[start Data entries]

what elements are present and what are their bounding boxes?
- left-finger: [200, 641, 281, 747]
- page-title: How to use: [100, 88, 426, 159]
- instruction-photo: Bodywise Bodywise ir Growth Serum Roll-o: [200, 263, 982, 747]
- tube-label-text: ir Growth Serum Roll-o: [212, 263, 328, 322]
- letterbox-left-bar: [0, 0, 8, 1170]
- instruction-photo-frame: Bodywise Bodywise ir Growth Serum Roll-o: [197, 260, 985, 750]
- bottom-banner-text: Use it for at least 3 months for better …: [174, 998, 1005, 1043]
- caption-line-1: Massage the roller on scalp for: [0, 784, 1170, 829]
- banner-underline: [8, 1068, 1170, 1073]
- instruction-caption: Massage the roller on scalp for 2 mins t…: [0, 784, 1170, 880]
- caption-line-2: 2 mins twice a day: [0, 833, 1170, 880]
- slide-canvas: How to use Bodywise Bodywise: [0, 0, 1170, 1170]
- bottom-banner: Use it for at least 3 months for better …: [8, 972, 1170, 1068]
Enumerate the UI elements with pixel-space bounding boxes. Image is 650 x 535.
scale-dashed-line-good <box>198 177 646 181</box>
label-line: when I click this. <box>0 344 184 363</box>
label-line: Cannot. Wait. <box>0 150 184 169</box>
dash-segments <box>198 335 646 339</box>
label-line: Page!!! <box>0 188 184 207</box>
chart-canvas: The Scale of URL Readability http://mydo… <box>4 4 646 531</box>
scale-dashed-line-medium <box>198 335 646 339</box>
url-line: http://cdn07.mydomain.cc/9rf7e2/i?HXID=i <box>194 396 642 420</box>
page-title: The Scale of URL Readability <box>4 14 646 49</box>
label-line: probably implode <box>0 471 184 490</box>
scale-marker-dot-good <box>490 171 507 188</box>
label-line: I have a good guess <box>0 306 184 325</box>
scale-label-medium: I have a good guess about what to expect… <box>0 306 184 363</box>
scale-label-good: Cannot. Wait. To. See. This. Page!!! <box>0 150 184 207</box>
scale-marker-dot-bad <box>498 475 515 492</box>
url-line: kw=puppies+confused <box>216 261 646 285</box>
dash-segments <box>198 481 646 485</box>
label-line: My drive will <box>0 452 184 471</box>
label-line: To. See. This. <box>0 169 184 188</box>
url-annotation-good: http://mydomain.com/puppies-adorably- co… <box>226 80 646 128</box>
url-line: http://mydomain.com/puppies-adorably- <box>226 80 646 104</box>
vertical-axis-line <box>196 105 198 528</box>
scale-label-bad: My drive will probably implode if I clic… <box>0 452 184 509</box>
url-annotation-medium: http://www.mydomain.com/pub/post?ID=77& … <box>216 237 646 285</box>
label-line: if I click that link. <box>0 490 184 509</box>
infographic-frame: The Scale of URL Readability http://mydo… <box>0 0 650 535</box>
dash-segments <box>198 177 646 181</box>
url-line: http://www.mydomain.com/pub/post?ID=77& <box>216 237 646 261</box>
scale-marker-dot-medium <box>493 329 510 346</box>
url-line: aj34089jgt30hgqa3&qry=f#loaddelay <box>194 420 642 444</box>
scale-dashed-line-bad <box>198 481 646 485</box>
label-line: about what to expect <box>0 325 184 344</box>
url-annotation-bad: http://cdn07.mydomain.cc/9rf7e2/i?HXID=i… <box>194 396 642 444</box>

[end Data entries]

Copy all of the rows above verbatim, keeping every character and line break unchanged.

*Written reply*
what elements are present and what are their bounding boxes?
- left-finger: [200, 641, 281, 747]
- page-title: How to use: [100, 88, 426, 159]
- instruction-photo: Bodywise Bodywise ir Growth Serum Roll-o: [200, 263, 982, 747]
- tube-label-text: ir Growth Serum Roll-o: [212, 263, 328, 322]
- letterbox-left-bar: [0, 0, 8, 1170]
- instruction-photo-frame: Bodywise Bodywise ir Growth Serum Roll-o: [197, 260, 985, 750]
- bottom-banner-text: Use it for at least 3 months for better …: [174, 998, 1005, 1043]
- caption-line-1: Massage the roller on scalp for: [0, 784, 1170, 829]
- banner-underline: [8, 1068, 1170, 1073]
- instruction-caption: Massage the roller on scalp for 2 mins t…: [0, 784, 1170, 880]
- caption-line-2: 2 mins twice a day: [0, 833, 1170, 880]
- slide-canvas: How to use Bodywise Bodywise: [0, 0, 1170, 1170]
- bottom-banner: Use it for at least 3 months for better …: [8, 972, 1170, 1068]
Enumerate the UI elements with pixel-space bounding boxes. Image is 650 x 535.
scale-dashed-line-good <box>198 177 646 181</box>
label-line: when I click this. <box>0 344 184 363</box>
label-line: Cannot. Wait. <box>0 150 184 169</box>
dash-segments <box>198 335 646 339</box>
label-line: Page!!! <box>0 188 184 207</box>
chart-canvas: The Scale of URL Readability http://mydo… <box>4 4 646 531</box>
scale-dashed-line-medium <box>198 335 646 339</box>
url-line: http://cdn07.mydomain.cc/9rf7e2/i?HXID=i <box>194 396 642 420</box>
page-title: The Scale of URL Readability <box>4 14 646 49</box>
label-line: probably implode <box>0 471 184 490</box>
scale-marker-dot-good <box>490 171 507 188</box>
label-line: I have a good guess <box>0 306 184 325</box>
scale-label-medium: I have a good guess about what to expect… <box>0 306 184 363</box>
scale-label-good: Cannot. Wait. To. See. This. Page!!! <box>0 150 184 207</box>
scale-marker-dot-bad <box>498 475 515 492</box>
url-line: kw=puppies+confused <box>216 261 646 285</box>
dash-segments <box>198 481 646 485</box>
label-line: My drive will <box>0 452 184 471</box>
label-line: To. See. This. <box>0 169 184 188</box>
url-annotation-good: http://mydomain.com/puppies-adorably- co… <box>226 80 646 128</box>
url-line: http://mydomain.com/puppies-adorably- <box>226 80 646 104</box>
vertical-axis-line <box>196 105 198 528</box>
scale-label-bad: My drive will probably implode if I clic… <box>0 452 184 509</box>
url-annotation-medium: http://www.mydomain.com/pub/post?ID=77& … <box>216 237 646 285</box>
label-line: if I click that link. <box>0 490 184 509</box>
infographic-frame: The Scale of URL Readability http://mydo… <box>0 0 650 535</box>
dash-segments <box>198 177 646 181</box>
url-line: http://www.mydomain.com/pub/post?ID=77& <box>216 237 646 261</box>
scale-marker-dot-medium <box>493 329 510 346</box>
url-line: aj34089jgt30hgqa3&qry=f#loaddelay <box>194 420 642 444</box>
scale-dashed-line-bad <box>198 481 646 485</box>
label-line: about what to expect <box>0 325 184 344</box>
url-annotation-bad: http://cdn07.mydomain.cc/9rf7e2/i?HXID=i… <box>194 396 642 444</box>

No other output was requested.